[Entries from a visual dataset]
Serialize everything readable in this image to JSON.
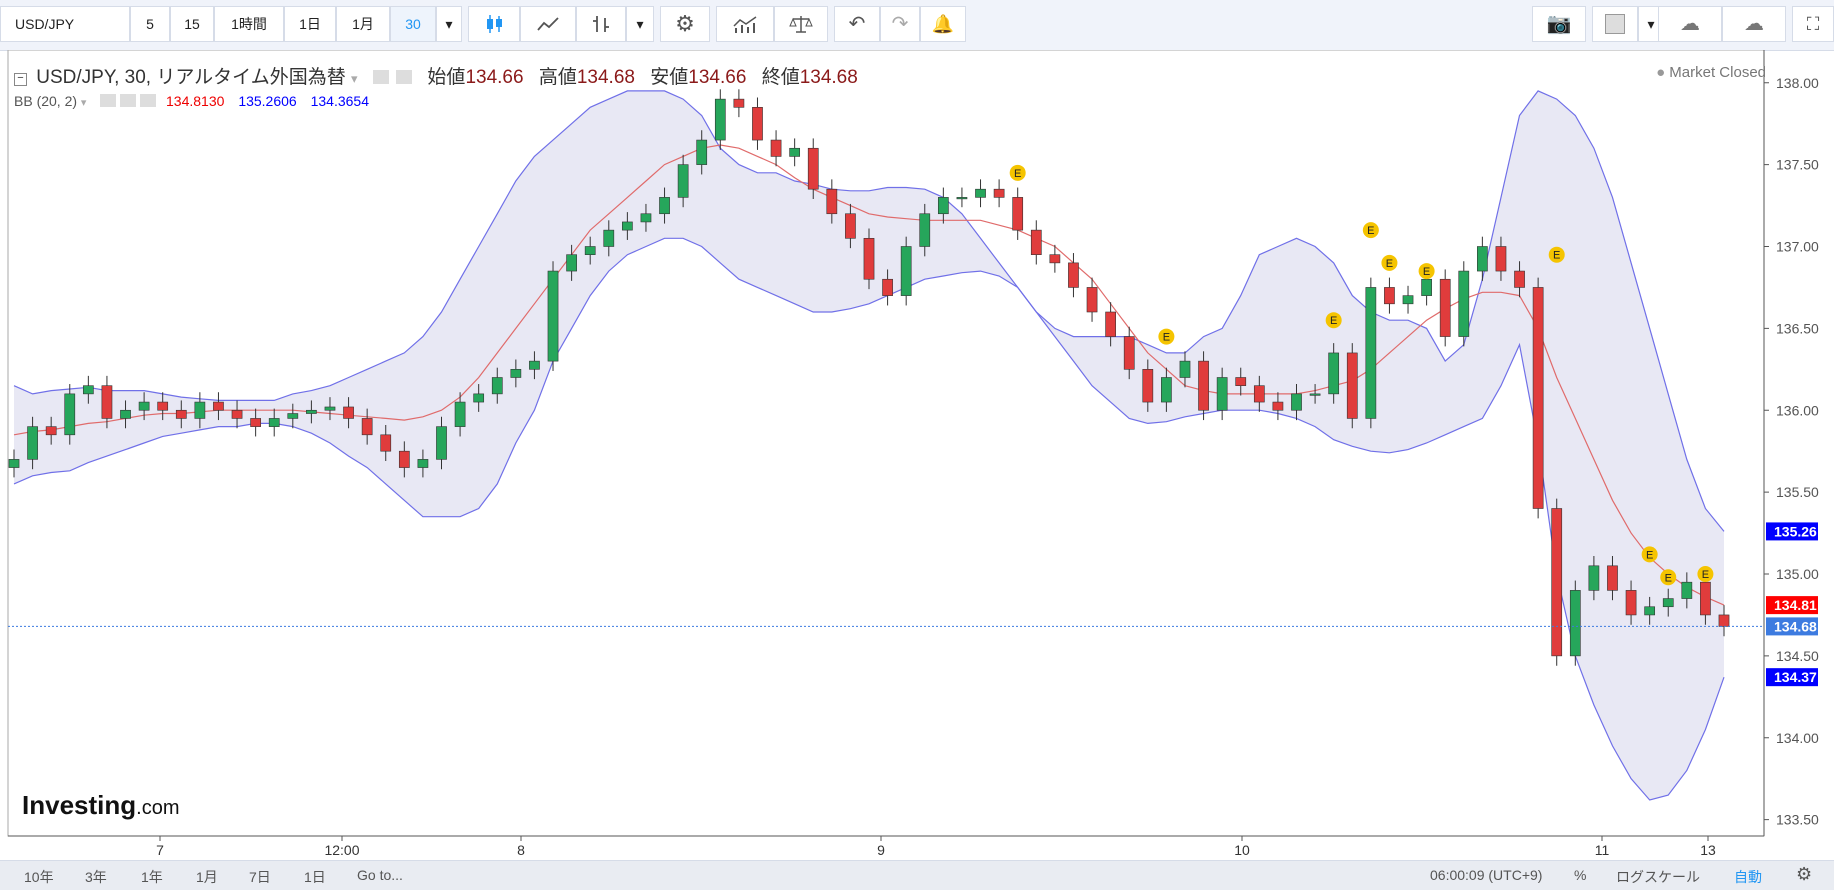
{
  "toolbar": {
    "symbol": "USD/JPY",
    "intervals": [
      "5",
      "15",
      "1時間",
      "1日",
      "1月",
      "30"
    ],
    "active_interval": "30"
  },
  "legend": {
    "title": "USD/JPY, 30, リアルタイム外国為替",
    "open_label": "始値",
    "open": "134.66",
    "high_label": "高値",
    "high": "134.68",
    "low_label": "安値",
    "low": "134.66",
    "close_label": "終値",
    "close": "134.68",
    "bb_label": "BB (20, 2)",
    "bb_mid": "134.8130",
    "bb_upper": "135.2606",
    "bb_lower": "134.3654"
  },
  "market_status": "Market Closed",
  "logo": {
    "main": "Investing",
    "suffix": ".com"
  },
  "bottom": {
    "ranges": [
      "10年",
      "3年",
      "1年",
      "1月",
      "7日",
      "1日",
      "Go to..."
    ],
    "time": "06:00:09 (UTC+9)",
    "percent": "%",
    "log": "ログスケール",
    "auto": "自動"
  },
  "colors": {
    "up": "#26a65b",
    "down": "#e03c3c",
    "band": "#7070e8",
    "band_fill": "#e8e8f4",
    "mid": "#e06b6b"
  },
  "chart_data": {
    "type": "candlestick",
    "title": "USD/JPY, 30",
    "ylim": [
      133.4,
      138.2
    ],
    "y_ticks": [
      "138.00",
      "137.50",
      "137.00",
      "136.50",
      "136.00",
      "135.50",
      "135.00",
      "134.50",
      "134.00",
      "133.50"
    ],
    "x_ticks": [
      "7",
      "12:00",
      "8",
      "9",
      "10",
      "11",
      "13"
    ],
    "price_labels": [
      {
        "value": 135.26,
        "text": "135.26",
        "color": "#0000ff"
      },
      {
        "value": 134.81,
        "text": "134.81",
        "color": "#ff0000"
      },
      {
        "value": 134.68,
        "text": "134.68",
        "color": "#3d7be0"
      },
      {
        "value": 134.37,
        "text": "134.37",
        "color": "#0000ff"
      }
    ],
    "last_price": 134.68,
    "closes": [
      135.7,
      135.9,
      135.85,
      136.1,
      136.15,
      135.95,
      136.0,
      136.05,
      136.0,
      135.95,
      136.05,
      136.0,
      135.95,
      135.9,
      135.95,
      135.98,
      136.0,
      136.02,
      135.95,
      135.85,
      135.75,
      135.65,
      135.7,
      135.9,
      136.05,
      136.1,
      136.2,
      136.25,
      136.3,
      136.85,
      136.95,
      137.0,
      137.1,
      137.15,
      137.2,
      137.3,
      137.5,
      137.65,
      137.9,
      137.85,
      137.65,
      137.55,
      137.6,
      137.35,
      137.2,
      137.05,
      136.8,
      136.7,
      137.0,
      137.2,
      137.3,
      137.3,
      137.35,
      137.3,
      137.1,
      136.95,
      136.9,
      136.75,
      136.6,
      136.45,
      136.25,
      136.05,
      136.2,
      136.3,
      136.0,
      136.2,
      136.15,
      136.05,
      136.0,
      136.1,
      136.1,
      136.35,
      135.95,
      136.75,
      136.65,
      136.7,
      136.8,
      136.45,
      136.85,
      137.0,
      136.85,
      136.75,
      135.4,
      134.5,
      134.9,
      135.05,
      134.9,
      134.75,
      134.8,
      134.85,
      134.95,
      134.75,
      134.68
    ],
    "bb_mid": [
      135.85,
      135.87,
      135.88,
      135.9,
      135.92,
      135.93,
      135.95,
      135.97,
      135.98,
      135.98,
      135.99,
      136.0,
      136.0,
      136.0,
      136.0,
      136.0,
      135.99,
      135.98,
      135.97,
      135.96,
      135.95,
      135.94,
      135.96,
      136.0,
      136.08,
      136.2,
      136.35,
      136.5,
      136.65,
      136.8,
      136.95,
      137.1,
      137.2,
      137.3,
      137.4,
      137.5,
      137.55,
      137.6,
      137.62,
      137.6,
      137.55,
      137.5,
      137.42,
      137.35,
      137.3,
      137.25,
      137.2,
      137.18,
      137.17,
      137.16,
      137.16,
      137.16,
      137.16,
      137.13,
      137.1,
      137.05,
      137.0,
      136.9,
      136.8,
      136.65,
      136.5,
      136.35,
      136.25,
      136.15,
      136.12,
      136.1,
      136.1,
      136.1,
      136.1,
      136.1,
      136.12,
      136.15,
      136.18,
      136.25,
      136.35,
      136.45,
      136.55,
      136.62,
      136.68,
      136.72,
      136.72,
      136.7,
      136.5,
      136.2,
      135.95,
      135.7,
      135.45,
      135.25,
      135.1,
      135.0,
      134.92,
      134.86,
      134.81
    ],
    "bb_upper": [
      136.15,
      136.1,
      136.12,
      136.13,
      136.14,
      136.12,
      136.12,
      136.12,
      136.1,
      136.08,
      136.07,
      136.06,
      136.06,
      136.06,
      136.06,
      136.1,
      136.12,
      136.15,
      136.2,
      136.25,
      136.3,
      136.35,
      136.45,
      136.6,
      136.8,
      137.0,
      137.2,
      137.4,
      137.55,
      137.65,
      137.75,
      137.85,
      137.9,
      137.95,
      137.95,
      137.95,
      137.9,
      137.8,
      137.6,
      137.5,
      137.45,
      137.45,
      137.4,
      137.38,
      137.35,
      137.34,
      137.34,
      137.36,
      137.36,
      137.35,
      137.3,
      137.2,
      137.05,
      136.9,
      136.75,
      136.6,
      136.5,
      136.45,
      136.45,
      136.45,
      136.45,
      136.4,
      136.35,
      136.35,
      136.45,
      136.5,
      136.7,
      136.95,
      137.0,
      137.05,
      137.0,
      136.9,
      136.7,
      136.6,
      136.55,
      136.55,
      136.5,
      136.3,
      136.4,
      136.8,
      137.3,
      137.8,
      137.95,
      137.9,
      137.8,
      137.6,
      137.3,
      136.9,
      136.5,
      136.1,
      135.7,
      135.4,
      135.26
    ],
    "bb_lower": [
      135.55,
      135.6,
      135.62,
      135.63,
      135.68,
      135.72,
      135.76,
      135.8,
      135.84,
      135.86,
      135.88,
      135.9,
      135.9,
      135.92,
      135.92,
      135.9,
      135.86,
      135.8,
      135.72,
      135.65,
      135.55,
      135.45,
      135.35,
      135.35,
      135.35,
      135.4,
      135.55,
      135.8,
      136.0,
      136.3,
      136.5,
      136.7,
      136.85,
      136.95,
      137.0,
      137.05,
      137.05,
      137.0,
      136.9,
      136.8,
      136.75,
      136.7,
      136.65,
      136.6,
      136.6,
      136.62,
      136.65,
      136.7,
      136.75,
      136.8,
      136.82,
      136.84,
      136.85,
      136.82,
      136.75,
      136.6,
      136.45,
      136.3,
      136.15,
      136.05,
      135.95,
      135.92,
      135.93,
      135.96,
      135.98,
      136.0,
      136.0,
      136.0,
      135.98,
      135.95,
      135.9,
      135.82,
      135.78,
      135.75,
      135.74,
      135.76,
      135.8,
      135.85,
      135.9,
      135.95,
      136.15,
      136.4,
      135.8,
      135.0,
      134.5,
      134.2,
      133.95,
      133.75,
      133.62,
      133.65,
      133.8,
      134.05,
      134.37
    ],
    "earnings_markers": [
      {
        "index": 54,
        "value": 137.45,
        "label": "E"
      },
      {
        "index": 62,
        "value": 136.45,
        "label": "E"
      },
      {
        "index": 71,
        "value": 136.55,
        "label": "E"
      },
      {
        "index": 73,
        "value": 137.1,
        "label": "E"
      },
      {
        "index": 74,
        "value": 136.9,
        "label": "E"
      },
      {
        "index": 76,
        "value": 136.85,
        "label": "E"
      },
      {
        "index": 83,
        "value": 136.95,
        "label": "E"
      },
      {
        "index": 88,
        "value": 135.12,
        "label": "E"
      },
      {
        "index": 89,
        "value": 134.98,
        "label": "E"
      },
      {
        "index": 91,
        "value": 135.0,
        "label": "E"
      }
    ]
  }
}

§ **Task to complete**
Copy every line of the listing containing the string "index".

§ **Completed exercise**
        "index": 54,
        "index": 62,
        "index": 71,
        "index": 73,
        "index": 74,
        "index": 76,
        "index": 83,
        "index": 88,
        "index": 89,
        "index": 91,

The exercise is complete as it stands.